- _THE TASK_
Return the lines below exactly, starting with the line that contains "What data populates" and stopping after the last line.

— Start of LISTED ENTRIES —

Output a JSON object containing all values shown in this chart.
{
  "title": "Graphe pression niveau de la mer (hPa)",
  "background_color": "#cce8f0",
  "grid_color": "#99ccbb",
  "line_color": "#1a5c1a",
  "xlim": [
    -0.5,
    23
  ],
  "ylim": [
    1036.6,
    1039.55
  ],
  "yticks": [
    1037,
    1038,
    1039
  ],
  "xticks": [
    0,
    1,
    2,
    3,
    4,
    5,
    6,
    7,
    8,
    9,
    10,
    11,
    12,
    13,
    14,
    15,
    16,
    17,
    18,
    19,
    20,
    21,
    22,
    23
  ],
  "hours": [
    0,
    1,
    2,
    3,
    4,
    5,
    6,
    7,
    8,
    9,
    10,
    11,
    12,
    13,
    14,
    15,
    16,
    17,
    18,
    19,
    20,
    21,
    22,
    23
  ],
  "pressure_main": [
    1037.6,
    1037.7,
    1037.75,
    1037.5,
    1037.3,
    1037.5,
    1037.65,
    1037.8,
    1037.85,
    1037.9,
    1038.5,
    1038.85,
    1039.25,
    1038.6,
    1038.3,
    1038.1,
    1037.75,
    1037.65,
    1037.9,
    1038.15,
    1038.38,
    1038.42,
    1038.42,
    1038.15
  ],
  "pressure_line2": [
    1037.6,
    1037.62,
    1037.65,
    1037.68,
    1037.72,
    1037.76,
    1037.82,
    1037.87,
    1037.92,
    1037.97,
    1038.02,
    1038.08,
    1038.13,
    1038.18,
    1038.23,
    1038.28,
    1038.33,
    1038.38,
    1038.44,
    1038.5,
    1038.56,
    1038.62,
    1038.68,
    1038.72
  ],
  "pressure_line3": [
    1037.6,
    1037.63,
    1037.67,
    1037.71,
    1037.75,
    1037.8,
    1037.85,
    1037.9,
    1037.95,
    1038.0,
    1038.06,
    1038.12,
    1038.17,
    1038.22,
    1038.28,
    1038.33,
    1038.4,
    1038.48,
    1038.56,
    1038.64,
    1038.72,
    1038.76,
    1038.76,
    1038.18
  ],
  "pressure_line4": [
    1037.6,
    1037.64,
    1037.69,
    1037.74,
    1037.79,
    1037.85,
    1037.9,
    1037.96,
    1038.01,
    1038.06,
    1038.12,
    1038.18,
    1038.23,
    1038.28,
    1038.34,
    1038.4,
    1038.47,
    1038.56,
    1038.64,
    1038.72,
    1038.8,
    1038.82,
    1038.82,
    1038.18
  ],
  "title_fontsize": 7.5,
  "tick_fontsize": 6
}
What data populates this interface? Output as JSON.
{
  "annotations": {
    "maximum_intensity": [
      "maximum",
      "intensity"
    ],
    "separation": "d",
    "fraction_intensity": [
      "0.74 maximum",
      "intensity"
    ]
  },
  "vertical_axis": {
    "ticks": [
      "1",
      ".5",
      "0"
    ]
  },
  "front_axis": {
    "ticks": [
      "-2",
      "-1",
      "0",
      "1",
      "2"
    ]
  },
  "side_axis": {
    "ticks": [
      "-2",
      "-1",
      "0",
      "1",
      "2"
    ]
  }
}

— End of LISTED ENTRIES —

- _ANSWER TO THE TASK_
What data populates this interface? Output as JSON.
{
  "annotations": {
    "maximum_intensity": [
      "maximum",
      "intensity"
    ],
    "separation": "d",
    "fraction_intensity": [
      "0.74 maximum",
      "intensity"
    ]
  },
  "vertical_axis": {
    "ticks": [
      "1",
      ".5",
      "0"
    ]
  },
  "front_axis": {
    "ticks": [
      "-2",
      "-1",
      "0",
      "1",
      "2"
    ]
  },
  "side_axis": {
    "ticks": [
      "-2",
      "-1",
      "0",
      "1",
      "2"
    ]
  }
}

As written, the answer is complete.